>>>>>
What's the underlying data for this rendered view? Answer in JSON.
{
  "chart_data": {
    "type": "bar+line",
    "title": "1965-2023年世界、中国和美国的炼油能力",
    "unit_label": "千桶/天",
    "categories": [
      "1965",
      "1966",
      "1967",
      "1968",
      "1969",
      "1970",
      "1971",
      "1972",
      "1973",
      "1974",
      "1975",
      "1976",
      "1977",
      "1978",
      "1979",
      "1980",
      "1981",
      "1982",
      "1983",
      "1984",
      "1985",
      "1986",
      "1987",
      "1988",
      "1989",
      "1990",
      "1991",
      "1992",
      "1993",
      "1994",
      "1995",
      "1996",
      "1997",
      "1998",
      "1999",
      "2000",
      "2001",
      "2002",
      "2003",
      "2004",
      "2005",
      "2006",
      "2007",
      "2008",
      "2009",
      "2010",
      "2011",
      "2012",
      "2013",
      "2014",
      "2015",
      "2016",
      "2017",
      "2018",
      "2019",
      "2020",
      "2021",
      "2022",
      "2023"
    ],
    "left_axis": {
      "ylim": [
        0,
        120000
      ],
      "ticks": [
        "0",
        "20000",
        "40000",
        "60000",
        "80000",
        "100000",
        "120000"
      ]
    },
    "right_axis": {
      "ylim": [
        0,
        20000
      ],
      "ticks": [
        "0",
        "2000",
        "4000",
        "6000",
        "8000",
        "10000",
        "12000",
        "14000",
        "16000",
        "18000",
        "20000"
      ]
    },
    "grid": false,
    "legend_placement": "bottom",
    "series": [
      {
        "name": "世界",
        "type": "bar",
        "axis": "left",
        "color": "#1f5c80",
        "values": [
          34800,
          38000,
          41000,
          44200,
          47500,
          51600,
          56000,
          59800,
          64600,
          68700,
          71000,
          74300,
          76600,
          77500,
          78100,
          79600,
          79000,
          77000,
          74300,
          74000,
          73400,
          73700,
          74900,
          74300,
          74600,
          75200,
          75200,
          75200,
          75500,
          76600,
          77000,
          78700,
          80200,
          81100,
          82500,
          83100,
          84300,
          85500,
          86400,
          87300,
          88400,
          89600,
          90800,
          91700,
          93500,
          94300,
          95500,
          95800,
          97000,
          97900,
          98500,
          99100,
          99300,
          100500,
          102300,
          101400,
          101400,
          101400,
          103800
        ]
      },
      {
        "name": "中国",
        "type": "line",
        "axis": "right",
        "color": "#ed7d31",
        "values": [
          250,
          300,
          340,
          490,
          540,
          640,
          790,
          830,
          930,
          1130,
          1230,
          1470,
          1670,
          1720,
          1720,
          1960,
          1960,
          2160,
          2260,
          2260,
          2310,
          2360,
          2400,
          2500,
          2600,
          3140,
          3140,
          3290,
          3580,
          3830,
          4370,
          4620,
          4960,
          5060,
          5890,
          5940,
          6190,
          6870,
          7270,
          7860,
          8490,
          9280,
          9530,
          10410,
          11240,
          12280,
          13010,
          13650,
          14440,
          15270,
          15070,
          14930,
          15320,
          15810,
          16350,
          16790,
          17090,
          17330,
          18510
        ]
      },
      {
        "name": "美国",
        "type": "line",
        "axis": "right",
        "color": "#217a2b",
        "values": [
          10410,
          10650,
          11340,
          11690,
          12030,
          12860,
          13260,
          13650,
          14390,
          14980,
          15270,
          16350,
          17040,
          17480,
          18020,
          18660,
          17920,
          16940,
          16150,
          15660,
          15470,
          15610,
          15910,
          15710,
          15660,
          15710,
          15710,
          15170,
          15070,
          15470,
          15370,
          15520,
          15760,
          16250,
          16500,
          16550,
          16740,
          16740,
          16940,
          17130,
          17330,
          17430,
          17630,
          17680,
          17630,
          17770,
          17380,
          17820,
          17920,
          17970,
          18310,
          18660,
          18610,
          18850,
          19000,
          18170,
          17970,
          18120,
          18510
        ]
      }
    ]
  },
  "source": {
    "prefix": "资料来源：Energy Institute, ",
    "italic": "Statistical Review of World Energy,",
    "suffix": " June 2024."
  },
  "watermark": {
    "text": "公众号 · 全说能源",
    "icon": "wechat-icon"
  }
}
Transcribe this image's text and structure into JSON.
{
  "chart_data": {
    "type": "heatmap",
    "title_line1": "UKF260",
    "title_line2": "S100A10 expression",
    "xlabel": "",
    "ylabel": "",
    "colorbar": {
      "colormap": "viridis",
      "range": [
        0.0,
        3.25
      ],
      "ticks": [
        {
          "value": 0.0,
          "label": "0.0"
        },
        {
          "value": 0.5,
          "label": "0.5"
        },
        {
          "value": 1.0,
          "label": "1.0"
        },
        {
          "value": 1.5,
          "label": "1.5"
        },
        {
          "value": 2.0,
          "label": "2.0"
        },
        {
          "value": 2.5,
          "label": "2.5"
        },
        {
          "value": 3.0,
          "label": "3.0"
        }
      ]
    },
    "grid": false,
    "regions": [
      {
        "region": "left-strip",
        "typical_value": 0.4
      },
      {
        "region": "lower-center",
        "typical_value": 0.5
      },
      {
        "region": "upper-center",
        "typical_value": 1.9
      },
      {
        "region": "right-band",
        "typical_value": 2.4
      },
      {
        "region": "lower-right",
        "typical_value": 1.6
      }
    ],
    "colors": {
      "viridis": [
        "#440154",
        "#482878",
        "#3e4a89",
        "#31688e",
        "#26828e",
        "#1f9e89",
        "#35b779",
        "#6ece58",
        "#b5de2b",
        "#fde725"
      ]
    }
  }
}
<<<<<
(Prompt) Every line of the records above needs to be given again exactly.

(Response for this exercise)
What's the underlying data for this rendered view? Answer in JSON.
{
  "chart_data": {
    "type": "bar+line",
    "title": "1965-2023年世界、中国和美国的炼油能力",
    "unit_label": "千桶/天",
    "categories": [
      "1965",
      "1966",
      "1967",
      "1968",
      "1969",
      "1970",
      "1971",
      "1972",
      "1973",
      "1974",
      "1975",
      "1976",
      "1977",
      "1978",
      "1979",
      "1980",
      "1981",
      "1982",
      "1983",
      "1984",
      "1985",
      "1986",
      "1987",
      "1988",
      "1989",
      "1990",
      "1991",
      "1992",
      "1993",
      "1994",
      "1995",
      "1996",
      "1997",
      "1998",
      "1999",
      "2000",
      "2001",
      "2002",
      "2003",
      "2004",
      "2005",
      "2006",
      "2007",
      "2008",
      "2009",
      "2010",
      "2011",
      "2012",
      "2013",
      "2014",
      "2015",
      "2016",
      "2017",
      "2018",
      "2019",
      "2020",
      "2021",
      "2022",
      "2023"
    ],
    "left_axis": {
      "ylim": [
        0,
        120000
      ],
      "ticks": [
        "0",
        "20000",
        "40000",
        "60000",
        "80000",
        "100000",
        "120000"
      ]
    },
    "right_axis": {
      "ylim": [
        0,
        20000
      ],
      "ticks": [
        "0",
        "2000",
        "4000",
        "6000",
        "8000",
        "10000",
        "12000",
        "14000",
        "16000",
        "18000",
        "20000"
      ]
    },
    "grid": false,
    "legend_placement": "bottom",
    "series": [
      {
        "name": "世界",
        "type": "bar",
        "axis": "left",
        "color": "#1f5c80",
        "values": [
          34800,
          38000,
          41000,
          44200,
          47500,
          51600,
          56000,
          59800,
          64600,
          68700,
          71000,
          74300,
          76600,
          77500,
          78100,
          79600,
          79000,
          77000,
          74300,
          74000,
          73400,
          73700,
          74900,
          74300,
          74600,
          75200,
          75200,
          75200,
          75500,
          76600,
          77000,
          78700,
          80200,
          81100,
          82500,
          83100,
          84300,
          85500,
          86400,
          87300,
          88400,
          89600,
          90800,
          91700,
          93500,
          94300,
          95500,
          95800,
          97000,
          97900,
          98500,
          99100,
          99300,
          100500,
          102300,
          101400,
          101400,
          101400,
          103800
        ]
      },
      {
        "name": "中国",
        "type": "line",
        "axis": "right",
        "color": "#ed7d31",
        "values": [
          250,
          300,
          340,
          490,
          540,
          640,
          790,
          830,
          930,
          1130,
          1230,
          1470,
          1670,
          1720,
          1720,
          1960,
          1960,
          2160,
          2260,
          2260,
          2310,
          2360,
          2400,
          2500,
          2600,
          3140,
          3140,
          3290,
          3580,
          3830,
          4370,
          4620,
          4960,
          5060,
          5890,
          5940,
          6190,
          6870,
          7270,
          7860,
          8490,
          9280,
          9530,
          10410,
          11240,
          12280,
          13010,
          13650,
          14440,
          15270,
          15070,
          14930,
          15320,
          15810,
          16350,
          16790,
          17090,
          17330,
          18510
        ]
      },
      {
        "name": "美国",
        "type": "line",
        "axis": "right",
        "color": "#217a2b",
        "values": [
          10410,
          10650,
          11340,
          11690,
          12030,
          12860,
          13260,
          13650,
          14390,
          14980,
          15270,
          16350,
          17040,
          17480,
          18020,
          18660,
          17920,
          16940,
          16150,
          15660,
          15470,
          15610,
          15910,
          15710,
          15660,
          15710,
          15710,
          15170,
          15070,
          15470,
          15370,
          15520,
          15760,
          16250,
          16500,
          16550,
          16740,
          16740,
          16940,
          17130,
          17330,
          17430,
          17630,
          17680,
          17630,
          17770,
          17380,
          17820,
          17920,
          17970,
          18310,
          18660,
          18610,
          18850,
          19000,
          18170,
          17970,
          18120,
          18510
        ]
      }
    ]
  },
  "source": {
    "prefix": "资料来源：Energy Institute, ",
    "italic": "Statistical Review of World Energy,",
    "suffix": " June 2024."
  },
  "watermark": {
    "text": "公众号 · 全说能源",
    "icon": "wechat-icon"
  }
}
Transcribe this image's text and structure into JSON.
{
  "chart_data": {
    "type": "heatmap",
    "title_line1": "UKF260",
    "title_line2": "S100A10 expression",
    "xlabel": "",
    "ylabel": "",
    "colorbar": {
      "colormap": "viridis",
      "range": [
        0.0,
        3.25
      ],
      "ticks": [
        {
          "value": 0.0,
          "label": "0.0"
        },
        {
          "value": 0.5,
          "label": "0.5"
        },
        {
          "value": 1.0,
          "label": "1.0"
        },
        {
          "value": 1.5,
          "label": "1.5"
        },
        {
          "value": 2.0,
          "label": "2.0"
        },
        {
          "value": 2.5,
          "label": "2.5"
        },
        {
          "value": 3.0,
          "label": "3.0"
        }
      ]
    },
    "grid": false,
    "regions": [
      {
        "region": "left-strip",
        "typical_value": 0.4
      },
      {
        "region": "lower-center",
        "typical_value": 0.5
      },
      {
        "region": "upper-center",
        "typical_value": 1.9
      },
      {
        "region": "right-band",
        "typical_value": 2.4
      },
      {
        "region": "lower-right",
        "typical_value": 1.6
      }
    ],
    "colors": {
      "viridis": [
        "#440154",
        "#482878",
        "#3e4a89",
        "#31688e",
        "#26828e",
        "#1f9e89",
        "#35b779",
        "#6ece58",
        "#b5de2b",
        "#fde725"
      ]
    }
  }
}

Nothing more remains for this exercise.